Layout annotation data

★ ★ ★ ★ ★ ★ ★

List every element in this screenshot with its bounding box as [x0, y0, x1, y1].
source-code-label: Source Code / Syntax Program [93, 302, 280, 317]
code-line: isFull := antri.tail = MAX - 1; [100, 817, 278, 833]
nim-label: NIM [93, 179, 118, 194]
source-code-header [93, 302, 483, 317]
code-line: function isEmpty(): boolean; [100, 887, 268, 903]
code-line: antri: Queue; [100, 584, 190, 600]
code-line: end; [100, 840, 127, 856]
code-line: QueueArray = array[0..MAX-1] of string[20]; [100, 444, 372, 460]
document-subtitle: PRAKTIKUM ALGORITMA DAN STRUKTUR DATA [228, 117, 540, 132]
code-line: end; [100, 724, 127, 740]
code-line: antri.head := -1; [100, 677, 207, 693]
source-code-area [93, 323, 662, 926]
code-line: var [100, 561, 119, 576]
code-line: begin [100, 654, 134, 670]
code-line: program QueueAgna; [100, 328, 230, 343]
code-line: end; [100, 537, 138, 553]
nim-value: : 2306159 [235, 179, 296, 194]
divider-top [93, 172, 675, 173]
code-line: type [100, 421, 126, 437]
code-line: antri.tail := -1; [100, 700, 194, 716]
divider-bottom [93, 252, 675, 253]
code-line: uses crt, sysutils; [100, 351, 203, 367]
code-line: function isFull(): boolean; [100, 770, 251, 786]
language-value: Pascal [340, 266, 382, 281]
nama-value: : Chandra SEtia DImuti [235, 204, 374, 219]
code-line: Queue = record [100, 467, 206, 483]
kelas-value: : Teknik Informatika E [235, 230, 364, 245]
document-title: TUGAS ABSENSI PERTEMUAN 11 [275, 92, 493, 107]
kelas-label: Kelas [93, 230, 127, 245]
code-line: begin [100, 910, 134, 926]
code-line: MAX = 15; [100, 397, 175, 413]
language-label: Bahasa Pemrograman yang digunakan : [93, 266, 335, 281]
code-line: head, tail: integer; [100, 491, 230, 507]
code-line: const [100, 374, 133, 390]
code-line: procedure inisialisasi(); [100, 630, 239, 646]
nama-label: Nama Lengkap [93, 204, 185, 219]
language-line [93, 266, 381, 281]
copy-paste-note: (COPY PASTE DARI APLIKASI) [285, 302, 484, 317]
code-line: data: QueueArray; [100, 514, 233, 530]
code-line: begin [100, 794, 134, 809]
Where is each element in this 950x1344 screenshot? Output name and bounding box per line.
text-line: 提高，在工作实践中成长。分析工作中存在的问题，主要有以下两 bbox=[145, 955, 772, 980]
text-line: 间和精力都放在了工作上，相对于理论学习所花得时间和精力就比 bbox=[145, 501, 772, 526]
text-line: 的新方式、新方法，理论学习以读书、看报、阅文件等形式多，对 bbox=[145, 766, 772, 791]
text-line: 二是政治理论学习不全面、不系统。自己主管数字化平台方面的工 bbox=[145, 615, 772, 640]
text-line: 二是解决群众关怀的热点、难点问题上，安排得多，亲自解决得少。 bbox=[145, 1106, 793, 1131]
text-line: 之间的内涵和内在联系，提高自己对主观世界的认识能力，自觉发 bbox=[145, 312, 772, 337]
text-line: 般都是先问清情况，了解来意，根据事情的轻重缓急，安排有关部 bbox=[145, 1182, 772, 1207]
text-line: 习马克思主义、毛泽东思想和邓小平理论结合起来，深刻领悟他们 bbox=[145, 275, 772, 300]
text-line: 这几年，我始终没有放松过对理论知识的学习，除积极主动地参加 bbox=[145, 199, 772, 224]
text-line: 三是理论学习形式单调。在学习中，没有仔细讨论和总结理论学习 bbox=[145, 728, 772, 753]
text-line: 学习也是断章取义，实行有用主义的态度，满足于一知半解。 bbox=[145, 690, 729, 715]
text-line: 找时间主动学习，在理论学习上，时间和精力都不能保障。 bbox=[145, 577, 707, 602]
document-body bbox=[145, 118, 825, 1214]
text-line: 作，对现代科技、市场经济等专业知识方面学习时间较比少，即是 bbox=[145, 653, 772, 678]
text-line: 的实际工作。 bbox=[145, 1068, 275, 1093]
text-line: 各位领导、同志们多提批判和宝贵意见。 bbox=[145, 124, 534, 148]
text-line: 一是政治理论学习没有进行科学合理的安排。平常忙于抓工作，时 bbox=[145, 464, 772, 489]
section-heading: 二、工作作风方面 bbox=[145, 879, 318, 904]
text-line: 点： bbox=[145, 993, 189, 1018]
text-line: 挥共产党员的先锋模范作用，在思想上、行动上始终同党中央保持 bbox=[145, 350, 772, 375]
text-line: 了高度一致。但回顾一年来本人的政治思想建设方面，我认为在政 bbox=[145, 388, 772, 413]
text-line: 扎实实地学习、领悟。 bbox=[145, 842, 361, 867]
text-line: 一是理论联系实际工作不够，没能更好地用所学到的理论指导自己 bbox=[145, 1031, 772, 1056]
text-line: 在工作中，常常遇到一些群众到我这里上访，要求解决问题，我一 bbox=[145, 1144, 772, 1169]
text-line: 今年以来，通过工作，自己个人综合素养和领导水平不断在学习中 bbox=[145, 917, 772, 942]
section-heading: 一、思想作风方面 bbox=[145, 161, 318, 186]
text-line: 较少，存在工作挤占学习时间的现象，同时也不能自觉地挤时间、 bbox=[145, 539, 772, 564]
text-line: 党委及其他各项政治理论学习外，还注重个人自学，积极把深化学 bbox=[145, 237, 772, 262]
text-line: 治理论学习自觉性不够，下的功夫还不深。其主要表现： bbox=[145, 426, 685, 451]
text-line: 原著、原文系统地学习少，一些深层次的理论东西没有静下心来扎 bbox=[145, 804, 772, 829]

★ ★ ★ ★ ★ ★ ★

Convert every line of the material above into a Markdown table with the columns "Row" and "Annotation line", numbering the rows in order and omitting blank lines.

Solution to this task:
| Row | Annotation line |
|---|---|
| 1 | List every element in this screenshot with its bounding box as [x0, y0, x1, y1]. |
| 2 | source-code-label: Source Code / Syntax Program [93, 302, 280, 317] |
| 3 | code-line: isFull := antri.tail = MAX - 1; [100, 817, 278, 833] |
| 4 | nim-label: NIM [93, 179, 118, 194] |
| 5 | source-code-header [93, 302, 483, 317] |
| 6 | code-line: function isEmpty(): boolean; [100, 887, 268, 903] |
| 7 | code-line: antri: Queue; [100, 584, 190, 600] |
| 8 | code-line: end; [100, 840, 127, 856] |
| 9 | code-line: QueueArray = array[0..MAX-1] of string[20]; [100, 444, 372, 460] |
| 10 | document-subtitle: PRAKTIKUM ALGORITMA DAN STRUKTUR DATA [228, 117, 540, 132] |
| 11 | code-line: end; [100, 724, 127, 740] |
| 12 | code-line: antri.head := -1; [100, 677, 207, 693] |
| 13 | source-code-area [93, 323, 662, 926] |
| 14 | code-line: var [100, 561, 119, 576] |
| 15 | code-line: begin [100, 654, 134, 670] |
| 16 | code-line: program QueueAgna; [100, 328, 230, 343] |
| 17 | code-line: end; [100, 537, 138, 553] |
| 18 | nim-value: : 2306159 [235, 179, 296, 194] |
| 19 | divider-top [93, 172, 675, 173] |
| 20 | code-line: type [100, 421, 126, 437] |
| 21 | code-line: antri.tail := -1; [100, 700, 194, 716] |
| 22 | divider-bottom [93, 252, 675, 253] |
| 23 | code-line: uses crt, sysutils; [100, 351, 203, 367] |
| 24 | code-line: function isFull(): boolean; [100, 770, 251, 786] |
| 25 | language-value: Pascal [340, 266, 382, 281] |
| 26 | nama-value: : Chandra SEtia DImuti [235, 204, 374, 219] |
| 27 | code-line: Queue = record [100, 467, 206, 483] |
| 28 | kelas-value: : Teknik Informatika E [235, 230, 364, 245] |
| 29 | document-title: TUGAS ABSENSI PERTEMUAN 11 [275, 92, 493, 107] |
| 30 | kelas-label: Kelas [93, 230, 127, 245] |
| 31 | code-line: begin [100, 910, 134, 926] |
| 32 | code-line: MAX = 15; [100, 397, 175, 413] |
| 33 | language-label: Bahasa Pemrograman yang digunakan : [93, 266, 335, 281] |
| 34 | code-line: head, tail: integer; [100, 491, 230, 507] |
| 35 | code-line: const [100, 374, 133, 390] |
| 36 | code-line: procedure inisialisasi(); [100, 630, 239, 646] |
| 37 | nama-label: Nama Lengkap [93, 204, 185, 219] |
| 38 | language-line [93, 266, 381, 281] |
| 39 | copy-paste-note: (COPY PASTE DARI APLIKASI) [285, 302, 484, 317] |
| 40 | code-line: data: QueueArray; [100, 514, 233, 530] |
| 41 | code-line: begin [100, 794, 134, 809] |
| 42 | Where is each element in this 950x1344 screenshot? Output name and bounding box per line. |
| 43 | text-line: 提高，在工作实践中成长。分析工作中存在的问题，主要有以下两 bbox=[145, 955, 772, 980] |
| 44 | text-line: 间和精力都放在了工作上，相对于理论学习所花得时间和精力就比 bbox=[145, 501, 772, 526] |
| 45 | text-line: 的新方式、新方法，理论学习以读书、看报、阅文件等形式多，对 bbox=[145, 766, 772, 791] |
| 46 | text-line: 二是政治理论学习不全面、不系统。自己主管数字化平台方面的工 bbox=[145, 615, 772, 640] |
| 47 | text-line: 二是解决群众关怀的热点、难点问题上，安排得多，亲自解决得少。 bbox=[145, 1106, 793, 1131] |
| 48 | text-line: 之间的内涵和内在联系，提高自己对主观世界的认识能力，自觉发 bbox=[145, 312, 772, 337] |
| 49 | text-line: 般都是先问清情况，了解来意，根据事情的轻重缓急，安排有关部 bbox=[145, 1182, 772, 1207] |
| 50 | text-line: 习马克思主义、毛泽东思想和邓小平理论结合起来，深刻领悟他们 bbox=[145, 275, 772, 300] |
| 51 | text-line: 这几年，我始终没有放松过对理论知识的学习，除积极主动地参加 bbox=[145, 199, 772, 224] |
| 52 | text-line: 三是理论学习形式单调。在学习中，没有仔细讨论和总结理论学习 bbox=[145, 728, 772, 753] |
| 53 | text-line: 学习也是断章取义，实行有用主义的态度，满足于一知半解。 bbox=[145, 690, 729, 715] |
| 54 | text-line: 找时间主动学习，在理论学习上，时间和精力都不能保障。 bbox=[145, 577, 707, 602] |
| 55 | document-body bbox=[145, 118, 825, 1214] |
| 56 | text-line: 作，对现代科技、市场经济等专业知识方面学习时间较比少，即是 bbox=[145, 653, 772, 678] |
| 57 | text-line: 的实际工作。 bbox=[145, 1068, 275, 1093] |
| 58 | text-line: 各位领导、同志们多提批判和宝贵意见。 bbox=[145, 124, 534, 148] |
| 59 | text-line: 一是政治理论学习没有进行科学合理的安排。平常忙于抓工作，时 bbox=[145, 464, 772, 489] |
| 60 | section-heading: 二、工作作风方面 bbox=[145, 879, 318, 904] |
| 61 | text-line: 点： bbox=[145, 993, 189, 1018] |
| 62 | text-line: 挥共产党员的先锋模范作用，在思想上、行动上始终同党中央保持 bbox=[145, 350, 772, 375] |
| 63 | text-line: 了高度一致。但回顾一年来本人的政治思想建设方面，我认为在政 bbox=[145, 388, 772, 413] |
| 64 | text-line: 扎实实地学习、领悟。 bbox=[145, 842, 361, 867] |
| 65 | text-line: 一是理论联系实际工作不够，没能更好地用所学到的理论指导自己 bbox=[145, 1031, 772, 1056] |
| 66 | text-line: 在工作中，常常遇到一些群众到我这里上访，要求解决问题，我一 bbox=[145, 1144, 772, 1169] |
| 67 | text-line: 今年以来，通过工作，自己个人综合素养和领导水平不断在学习中 bbox=[145, 917, 772, 942] |
| 68 | section-heading: 一、思想作风方面 bbox=[145, 161, 318, 186] |
| 69 | text-line: 较少，存在工作挤占学习时间的现象，同时也不能自觉地挤时间、 bbox=[145, 539, 772, 564] |
| 70 | text-line: 党委及其他各项政治理论学习外，还注重个人自学，积极把深化学 bbox=[145, 237, 772, 262] |
| 71 | text-line: 治理论学习自觉性不够，下的功夫还不深。其主要表现： bbox=[145, 426, 685, 451] |
| 72 | text-line: 原著、原文系统地学习少，一些深层次的理论东西没有静下心来扎 bbox=[145, 804, 772, 829] |